◆ **SUPPLIED TEXT**:
........

A1 Ko Sa 'Yo (stylized from "Ewan Ko Sa Yo" /  / international title: You're My A1) is a 2016 Philippine television situational comedy series broadcast by GMA Network. Directed by Randy Santiago, it stars Jaclyn Jose, Gardo Versoza and Solenn Heussaff. It premiered on June 2, 2016, on the network's Telebabad line up replacing the Thursday slot of Love Me, Heal Me. The series concluded on November 24, 2016, with a total of 26 episodes.

The series is streaming online on YouTube.

Premise
Digna, a beauty pageant aspirant is in search of her perfect beauty queen as she manages A1 Talent Agency. She is married to Rolly, a marriage counselor, who always fails to give her romance which in turn makes her uptight and short tempered when facing her talents.

........

◆ **OBJECTIVE A**:
Quote the passage of the A1 Ko Sa 'Yo article from "A1 Ko Sa 'Yo" to "facing her talents.".
◆ **OBJECTIVE B**:
Answer these questions using the A1 Ko Sa 'Yo article:
(i) Who directed the series?
(ii) How many episodes did the series have in total?
(iii) What is Rolly's profession?
◆ **OBJECTIVE C**:
Write what follows the final sentence of the A1 Ko Sa 'Yo article.

◆ **DATASET EXTRACT**:
........

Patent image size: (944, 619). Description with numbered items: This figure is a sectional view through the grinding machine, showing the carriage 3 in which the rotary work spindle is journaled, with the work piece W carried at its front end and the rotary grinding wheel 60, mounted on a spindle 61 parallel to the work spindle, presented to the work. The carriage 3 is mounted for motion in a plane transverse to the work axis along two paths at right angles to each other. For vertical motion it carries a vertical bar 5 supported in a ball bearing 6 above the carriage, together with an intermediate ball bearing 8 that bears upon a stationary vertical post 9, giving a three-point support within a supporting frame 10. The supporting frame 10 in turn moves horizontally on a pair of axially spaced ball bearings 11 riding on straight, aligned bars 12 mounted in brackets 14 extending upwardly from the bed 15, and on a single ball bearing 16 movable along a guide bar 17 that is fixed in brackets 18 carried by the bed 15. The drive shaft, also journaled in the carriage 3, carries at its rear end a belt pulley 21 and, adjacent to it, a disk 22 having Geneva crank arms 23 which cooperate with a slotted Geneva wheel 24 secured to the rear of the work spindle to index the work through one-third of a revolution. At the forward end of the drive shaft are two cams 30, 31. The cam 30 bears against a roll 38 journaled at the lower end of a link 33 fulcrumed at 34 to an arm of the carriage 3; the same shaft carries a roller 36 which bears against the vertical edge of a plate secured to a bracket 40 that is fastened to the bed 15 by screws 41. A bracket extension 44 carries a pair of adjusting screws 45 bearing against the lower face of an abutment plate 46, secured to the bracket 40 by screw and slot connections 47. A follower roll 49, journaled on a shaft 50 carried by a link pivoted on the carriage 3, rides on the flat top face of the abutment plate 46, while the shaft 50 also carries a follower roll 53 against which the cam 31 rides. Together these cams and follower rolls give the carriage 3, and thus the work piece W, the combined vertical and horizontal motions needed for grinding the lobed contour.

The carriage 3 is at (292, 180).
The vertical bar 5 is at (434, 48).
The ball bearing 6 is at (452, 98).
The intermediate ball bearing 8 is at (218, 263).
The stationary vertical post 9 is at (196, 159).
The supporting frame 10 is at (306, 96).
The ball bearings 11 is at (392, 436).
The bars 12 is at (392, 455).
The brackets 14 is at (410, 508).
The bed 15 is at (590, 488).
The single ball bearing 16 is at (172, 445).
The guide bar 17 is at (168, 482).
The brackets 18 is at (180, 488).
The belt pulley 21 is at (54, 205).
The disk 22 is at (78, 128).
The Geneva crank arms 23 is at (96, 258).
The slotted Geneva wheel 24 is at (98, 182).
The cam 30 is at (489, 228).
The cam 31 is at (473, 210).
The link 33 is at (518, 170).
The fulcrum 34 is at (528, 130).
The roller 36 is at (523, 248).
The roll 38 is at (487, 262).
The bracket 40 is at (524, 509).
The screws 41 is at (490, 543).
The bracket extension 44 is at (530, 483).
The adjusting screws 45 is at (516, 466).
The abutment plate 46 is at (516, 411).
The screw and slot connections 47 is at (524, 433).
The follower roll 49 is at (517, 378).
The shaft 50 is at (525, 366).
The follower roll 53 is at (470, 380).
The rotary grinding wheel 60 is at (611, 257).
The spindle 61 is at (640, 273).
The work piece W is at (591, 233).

........

◆ **WRITTEN RESPONSE A**:
A1 Ko Sa 'Yo (stylized from "Ewan Ko Sa Yo" /  / international title: You're My A1) is a 2016 Philippine television situational comedy series broadcast by GMA Network. Directed by Randy Santiago, it stars Jaclyn Jose, Gardo Versoza and Solenn Heussaff. It premiered on June 2, 2016, on the network's Telebabad line up replacing the Thursday slot of Love Me, Heal Me. The series concluded on November 24, 2016, with a total of 26 episodes.

The series is streaming online on YouTube.

Premise
Digna, a beauty pageant aspirant is in search of her perfect beauty queen as she manages A1 Talent Agency. She is married to Rolly, a marriage counselor, who always fails to give her romance which in turn makes her uptight and short tempered when facing her talents.

◆ **WRITTEN RESPONSE B**:
(i) Randy Santiago
(ii) 26
(iii) A marriage counselor

◆ **WRITTEN RESPONSE C**:
Cast and characters

Lead cast
 Jaclyn Jose as Digna Molina
 Solenn Heussaff as Miley
 Gardo Versoza as Rolando "Rolly" Molina

Supporting cast
 Sef Cadayona as Enzo
 Benjamin Alves as Jay
 Roi Vinzon as Primo
 Ervic Vijandre as Erroll
 Denise Barbacena as Kaycee Molina
 Gee Canlas as Tintin
 Mara Alberto as Kath

Guest cast

Ratings
According to AGB Nielsen Philippines' Mega Manila household television ratings, the pilot episode of A1 Ko Sa 'Yo earned a 15.7% rating. While the final episode scored an 8.5% rating in Urban Luzon.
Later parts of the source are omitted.